Provided entries →
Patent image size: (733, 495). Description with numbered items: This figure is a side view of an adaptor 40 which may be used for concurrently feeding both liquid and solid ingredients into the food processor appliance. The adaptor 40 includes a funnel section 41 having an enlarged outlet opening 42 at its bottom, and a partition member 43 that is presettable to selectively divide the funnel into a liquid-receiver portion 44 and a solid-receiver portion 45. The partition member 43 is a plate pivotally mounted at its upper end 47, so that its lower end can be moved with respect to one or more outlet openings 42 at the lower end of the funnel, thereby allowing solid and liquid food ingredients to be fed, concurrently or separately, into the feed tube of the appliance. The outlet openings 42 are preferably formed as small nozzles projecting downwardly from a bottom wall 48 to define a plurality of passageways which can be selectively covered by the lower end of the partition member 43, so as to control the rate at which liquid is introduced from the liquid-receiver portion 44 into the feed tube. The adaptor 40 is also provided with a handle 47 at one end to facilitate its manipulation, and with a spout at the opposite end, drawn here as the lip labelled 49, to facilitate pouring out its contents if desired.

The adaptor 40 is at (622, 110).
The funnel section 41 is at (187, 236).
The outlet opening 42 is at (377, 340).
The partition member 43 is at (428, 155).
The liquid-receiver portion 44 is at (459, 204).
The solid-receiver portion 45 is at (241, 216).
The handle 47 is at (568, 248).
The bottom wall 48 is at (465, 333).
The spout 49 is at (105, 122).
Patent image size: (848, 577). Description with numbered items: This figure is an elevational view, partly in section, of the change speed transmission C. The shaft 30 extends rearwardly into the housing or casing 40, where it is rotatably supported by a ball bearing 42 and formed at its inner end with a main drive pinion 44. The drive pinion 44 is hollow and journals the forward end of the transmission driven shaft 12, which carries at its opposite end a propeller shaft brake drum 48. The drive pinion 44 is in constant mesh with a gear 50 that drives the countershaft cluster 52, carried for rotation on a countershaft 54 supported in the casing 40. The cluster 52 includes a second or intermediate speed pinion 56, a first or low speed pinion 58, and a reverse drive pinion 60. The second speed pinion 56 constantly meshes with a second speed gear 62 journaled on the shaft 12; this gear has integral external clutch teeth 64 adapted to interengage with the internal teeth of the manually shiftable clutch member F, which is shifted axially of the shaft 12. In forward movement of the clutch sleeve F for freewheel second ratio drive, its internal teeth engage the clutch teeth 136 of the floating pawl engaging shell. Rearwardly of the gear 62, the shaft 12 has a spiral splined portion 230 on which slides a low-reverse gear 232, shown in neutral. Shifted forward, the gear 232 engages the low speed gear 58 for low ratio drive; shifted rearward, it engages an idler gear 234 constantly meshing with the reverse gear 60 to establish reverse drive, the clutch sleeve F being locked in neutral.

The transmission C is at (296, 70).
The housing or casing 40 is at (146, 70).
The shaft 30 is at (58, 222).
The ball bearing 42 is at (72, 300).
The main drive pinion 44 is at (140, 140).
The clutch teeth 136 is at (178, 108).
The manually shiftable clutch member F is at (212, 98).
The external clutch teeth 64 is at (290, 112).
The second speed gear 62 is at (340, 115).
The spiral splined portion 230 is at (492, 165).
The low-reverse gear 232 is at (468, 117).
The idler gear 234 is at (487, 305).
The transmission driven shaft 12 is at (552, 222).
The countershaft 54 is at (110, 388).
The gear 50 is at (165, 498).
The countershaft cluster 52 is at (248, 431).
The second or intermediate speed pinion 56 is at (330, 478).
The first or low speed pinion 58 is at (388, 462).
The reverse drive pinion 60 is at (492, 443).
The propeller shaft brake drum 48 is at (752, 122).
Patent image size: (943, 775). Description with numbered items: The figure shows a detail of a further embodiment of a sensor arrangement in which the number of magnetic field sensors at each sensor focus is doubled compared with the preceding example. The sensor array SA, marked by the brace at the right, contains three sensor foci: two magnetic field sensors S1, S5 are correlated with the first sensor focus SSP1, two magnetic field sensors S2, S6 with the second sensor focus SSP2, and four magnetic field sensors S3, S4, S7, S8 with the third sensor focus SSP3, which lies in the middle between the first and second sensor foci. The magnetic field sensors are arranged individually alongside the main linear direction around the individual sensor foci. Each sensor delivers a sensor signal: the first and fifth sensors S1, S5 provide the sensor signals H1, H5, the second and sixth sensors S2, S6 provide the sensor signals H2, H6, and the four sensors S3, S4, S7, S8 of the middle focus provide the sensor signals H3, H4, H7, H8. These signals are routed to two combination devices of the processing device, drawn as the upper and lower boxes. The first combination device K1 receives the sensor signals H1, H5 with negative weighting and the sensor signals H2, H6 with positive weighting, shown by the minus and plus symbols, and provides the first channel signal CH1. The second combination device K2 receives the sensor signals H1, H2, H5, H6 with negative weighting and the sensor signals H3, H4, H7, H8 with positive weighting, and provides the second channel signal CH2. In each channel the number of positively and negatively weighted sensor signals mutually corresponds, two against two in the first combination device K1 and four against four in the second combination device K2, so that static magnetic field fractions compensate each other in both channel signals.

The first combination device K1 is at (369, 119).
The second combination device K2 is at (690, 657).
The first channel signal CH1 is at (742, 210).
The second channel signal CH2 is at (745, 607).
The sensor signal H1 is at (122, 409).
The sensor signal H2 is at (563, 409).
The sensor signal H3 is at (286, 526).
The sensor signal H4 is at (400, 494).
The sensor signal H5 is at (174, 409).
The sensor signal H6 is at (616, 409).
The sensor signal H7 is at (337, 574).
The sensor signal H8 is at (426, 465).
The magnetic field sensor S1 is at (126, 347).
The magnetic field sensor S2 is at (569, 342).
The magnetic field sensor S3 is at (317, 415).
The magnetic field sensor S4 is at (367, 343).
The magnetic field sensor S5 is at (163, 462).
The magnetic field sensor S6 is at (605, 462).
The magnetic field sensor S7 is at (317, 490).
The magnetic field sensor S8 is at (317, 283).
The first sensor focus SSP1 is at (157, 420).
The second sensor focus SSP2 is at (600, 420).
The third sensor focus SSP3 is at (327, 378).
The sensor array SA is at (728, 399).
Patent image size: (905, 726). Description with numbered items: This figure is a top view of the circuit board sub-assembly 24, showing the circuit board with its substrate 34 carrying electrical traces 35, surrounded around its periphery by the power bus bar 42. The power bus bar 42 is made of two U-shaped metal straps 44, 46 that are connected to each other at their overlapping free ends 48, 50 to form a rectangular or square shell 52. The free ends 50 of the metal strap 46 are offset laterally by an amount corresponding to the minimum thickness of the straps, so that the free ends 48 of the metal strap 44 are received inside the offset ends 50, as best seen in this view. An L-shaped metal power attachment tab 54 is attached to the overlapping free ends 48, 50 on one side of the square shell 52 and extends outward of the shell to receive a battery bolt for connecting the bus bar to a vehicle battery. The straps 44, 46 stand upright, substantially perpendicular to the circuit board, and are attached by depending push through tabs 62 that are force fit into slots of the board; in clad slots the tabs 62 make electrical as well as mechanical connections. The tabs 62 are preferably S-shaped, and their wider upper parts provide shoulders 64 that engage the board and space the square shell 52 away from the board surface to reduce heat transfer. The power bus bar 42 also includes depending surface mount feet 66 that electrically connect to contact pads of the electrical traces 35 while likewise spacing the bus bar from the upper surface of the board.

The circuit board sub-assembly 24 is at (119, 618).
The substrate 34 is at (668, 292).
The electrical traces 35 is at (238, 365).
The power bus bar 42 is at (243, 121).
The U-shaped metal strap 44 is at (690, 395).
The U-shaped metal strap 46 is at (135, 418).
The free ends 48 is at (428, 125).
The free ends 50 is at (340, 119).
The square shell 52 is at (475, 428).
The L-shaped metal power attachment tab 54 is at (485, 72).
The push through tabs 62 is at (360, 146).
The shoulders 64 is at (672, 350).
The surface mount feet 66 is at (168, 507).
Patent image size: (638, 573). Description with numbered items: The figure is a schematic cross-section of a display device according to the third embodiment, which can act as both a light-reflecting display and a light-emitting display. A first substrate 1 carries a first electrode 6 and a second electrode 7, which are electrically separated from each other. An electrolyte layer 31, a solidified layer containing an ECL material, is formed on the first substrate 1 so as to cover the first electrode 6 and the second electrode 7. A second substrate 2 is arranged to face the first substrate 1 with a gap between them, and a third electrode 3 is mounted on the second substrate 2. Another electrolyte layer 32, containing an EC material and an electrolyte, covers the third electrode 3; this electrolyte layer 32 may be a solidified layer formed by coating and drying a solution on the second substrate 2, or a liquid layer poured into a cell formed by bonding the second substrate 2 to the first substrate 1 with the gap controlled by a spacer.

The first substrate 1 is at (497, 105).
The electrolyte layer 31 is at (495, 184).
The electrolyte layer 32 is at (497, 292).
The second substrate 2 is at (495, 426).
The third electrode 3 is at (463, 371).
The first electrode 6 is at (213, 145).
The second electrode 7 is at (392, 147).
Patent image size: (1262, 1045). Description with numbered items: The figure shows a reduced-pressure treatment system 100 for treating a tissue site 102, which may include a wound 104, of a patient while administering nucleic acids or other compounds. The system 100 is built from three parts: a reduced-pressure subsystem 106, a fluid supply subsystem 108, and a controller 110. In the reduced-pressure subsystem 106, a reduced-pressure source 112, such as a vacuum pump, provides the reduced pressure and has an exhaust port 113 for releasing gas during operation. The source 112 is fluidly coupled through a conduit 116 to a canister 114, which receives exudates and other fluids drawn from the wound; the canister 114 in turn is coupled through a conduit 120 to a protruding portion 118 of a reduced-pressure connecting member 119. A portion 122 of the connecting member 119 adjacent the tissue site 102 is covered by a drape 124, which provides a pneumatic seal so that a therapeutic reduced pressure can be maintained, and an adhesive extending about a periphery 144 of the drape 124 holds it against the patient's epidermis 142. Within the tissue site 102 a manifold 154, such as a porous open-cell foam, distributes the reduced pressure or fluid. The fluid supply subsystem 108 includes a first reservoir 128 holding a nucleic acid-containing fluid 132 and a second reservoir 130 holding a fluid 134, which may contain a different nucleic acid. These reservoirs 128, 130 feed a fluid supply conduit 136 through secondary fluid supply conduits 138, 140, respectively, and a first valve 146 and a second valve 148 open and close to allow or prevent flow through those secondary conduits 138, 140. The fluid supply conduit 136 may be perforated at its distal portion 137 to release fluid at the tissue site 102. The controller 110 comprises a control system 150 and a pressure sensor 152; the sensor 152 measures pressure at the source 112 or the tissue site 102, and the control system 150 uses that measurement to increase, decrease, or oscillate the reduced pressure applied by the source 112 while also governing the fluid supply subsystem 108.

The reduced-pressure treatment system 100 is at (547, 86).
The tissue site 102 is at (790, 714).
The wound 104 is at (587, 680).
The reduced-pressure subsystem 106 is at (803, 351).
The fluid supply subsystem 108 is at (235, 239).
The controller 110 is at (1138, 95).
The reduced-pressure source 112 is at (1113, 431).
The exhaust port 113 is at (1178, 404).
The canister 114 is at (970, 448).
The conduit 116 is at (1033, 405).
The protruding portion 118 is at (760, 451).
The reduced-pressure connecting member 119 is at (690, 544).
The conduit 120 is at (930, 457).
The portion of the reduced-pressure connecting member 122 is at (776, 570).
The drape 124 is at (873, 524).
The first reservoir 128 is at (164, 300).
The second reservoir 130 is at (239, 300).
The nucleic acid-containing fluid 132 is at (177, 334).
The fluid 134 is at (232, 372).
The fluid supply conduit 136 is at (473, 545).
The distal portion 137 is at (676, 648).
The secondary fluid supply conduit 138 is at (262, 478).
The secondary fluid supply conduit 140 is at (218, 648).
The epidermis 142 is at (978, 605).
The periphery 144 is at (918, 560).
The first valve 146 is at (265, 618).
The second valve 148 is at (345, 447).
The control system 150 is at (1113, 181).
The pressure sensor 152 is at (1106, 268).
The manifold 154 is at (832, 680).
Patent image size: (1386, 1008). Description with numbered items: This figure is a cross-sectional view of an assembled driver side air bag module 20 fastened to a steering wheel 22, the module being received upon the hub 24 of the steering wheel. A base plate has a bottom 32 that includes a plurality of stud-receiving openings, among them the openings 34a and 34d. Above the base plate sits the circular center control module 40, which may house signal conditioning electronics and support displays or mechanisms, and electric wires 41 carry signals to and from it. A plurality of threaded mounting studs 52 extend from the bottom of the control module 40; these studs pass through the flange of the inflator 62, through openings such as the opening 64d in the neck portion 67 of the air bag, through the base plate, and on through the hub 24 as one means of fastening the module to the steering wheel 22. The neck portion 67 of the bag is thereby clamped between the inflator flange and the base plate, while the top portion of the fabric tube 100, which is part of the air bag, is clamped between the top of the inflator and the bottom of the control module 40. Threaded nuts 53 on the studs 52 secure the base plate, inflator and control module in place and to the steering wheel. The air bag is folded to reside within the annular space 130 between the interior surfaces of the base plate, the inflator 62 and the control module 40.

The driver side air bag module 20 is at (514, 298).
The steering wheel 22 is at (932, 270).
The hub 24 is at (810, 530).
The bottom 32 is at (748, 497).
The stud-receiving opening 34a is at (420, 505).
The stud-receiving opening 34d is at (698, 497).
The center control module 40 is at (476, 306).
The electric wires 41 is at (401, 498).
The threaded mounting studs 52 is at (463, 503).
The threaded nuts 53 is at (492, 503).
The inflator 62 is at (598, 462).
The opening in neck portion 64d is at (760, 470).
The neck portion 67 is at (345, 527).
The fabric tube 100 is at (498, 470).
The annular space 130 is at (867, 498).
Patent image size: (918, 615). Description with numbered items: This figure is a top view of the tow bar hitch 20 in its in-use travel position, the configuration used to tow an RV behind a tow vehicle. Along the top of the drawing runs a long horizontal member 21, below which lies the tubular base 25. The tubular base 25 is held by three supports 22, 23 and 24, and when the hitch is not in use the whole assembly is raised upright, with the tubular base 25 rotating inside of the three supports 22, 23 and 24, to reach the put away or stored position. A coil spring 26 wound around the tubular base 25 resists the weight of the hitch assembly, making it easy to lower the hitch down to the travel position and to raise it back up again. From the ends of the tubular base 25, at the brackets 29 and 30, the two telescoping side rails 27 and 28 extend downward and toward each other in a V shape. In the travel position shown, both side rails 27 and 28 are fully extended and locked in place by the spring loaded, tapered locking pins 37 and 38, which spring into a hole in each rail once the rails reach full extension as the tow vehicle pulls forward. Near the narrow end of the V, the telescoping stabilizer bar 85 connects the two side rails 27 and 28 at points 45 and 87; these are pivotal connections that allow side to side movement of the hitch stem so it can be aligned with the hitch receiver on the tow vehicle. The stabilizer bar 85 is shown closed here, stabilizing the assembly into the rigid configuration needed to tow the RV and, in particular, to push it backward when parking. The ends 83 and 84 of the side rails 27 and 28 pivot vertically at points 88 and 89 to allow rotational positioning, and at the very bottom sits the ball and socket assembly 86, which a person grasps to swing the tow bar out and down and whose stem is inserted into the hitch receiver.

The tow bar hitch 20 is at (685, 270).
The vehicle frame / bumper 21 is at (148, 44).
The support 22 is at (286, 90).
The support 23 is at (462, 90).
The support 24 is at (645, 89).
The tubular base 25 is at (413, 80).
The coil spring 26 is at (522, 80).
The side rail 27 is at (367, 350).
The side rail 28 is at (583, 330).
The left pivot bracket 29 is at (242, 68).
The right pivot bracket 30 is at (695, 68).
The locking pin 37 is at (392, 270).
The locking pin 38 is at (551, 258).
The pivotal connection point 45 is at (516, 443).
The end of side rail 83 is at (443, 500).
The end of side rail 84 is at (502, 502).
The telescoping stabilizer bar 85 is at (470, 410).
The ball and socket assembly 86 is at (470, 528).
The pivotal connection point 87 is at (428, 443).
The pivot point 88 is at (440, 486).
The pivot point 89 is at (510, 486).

Problem details →
Reproduce the records word for word, beginning with the first line and ending after the line that contains "The spout 49 is at (105, 122).".

Response to this task →
Patent image size: (733, 495). Description with numbered items: This figure is a side view of an adaptor 40 which may be used for concurrently feeding both liquid and solid ingredients into the food processor appliance. The adaptor 40 includes a funnel section 41 having an enlarged outlet opening 42 at its bottom, and a partition member 43 that is presettable to selectively divide the funnel into a liquid-receiver portion 44 and a solid-receiver portion 45. The partition member 43 is a plate pivotally mounted at its upper end 47, so that its lower end can be moved with respect to one or more outlet openings 42 at the lower end of the funnel, thereby allowing solid and liquid food ingredients to be fed, concurrently or separately, into the feed tube of the appliance. The outlet openings 42 are preferably formed as small nozzles projecting downwardly from a bottom wall 48 to define a plurality of passageways which can be selectively covered by the lower end of the partition member 43, so as to control the rate at which liquid is introduced from the liquid-receiver portion 44 into the feed tube. The adaptor 40 is also provided with a handle 47 at one end to facilitate its manipulation, and with a spout at the opposite end, drawn here as the lip labelled 49, to facilitate pouring out its contents if desired.

The adaptor 40 is at (622, 110).
The funnel section 41 is at (187, 236).
The outlet opening 42 is at (377, 340).
The partition member 43 is at (428, 155).
The liquid-receiver portion 44 is at (459, 204).
The solid-receiver portion 45 is at (241, 216).
The handle 47 is at (568, 248).
The bottom wall 48 is at (465, 333).
The spout 49 is at (105, 122).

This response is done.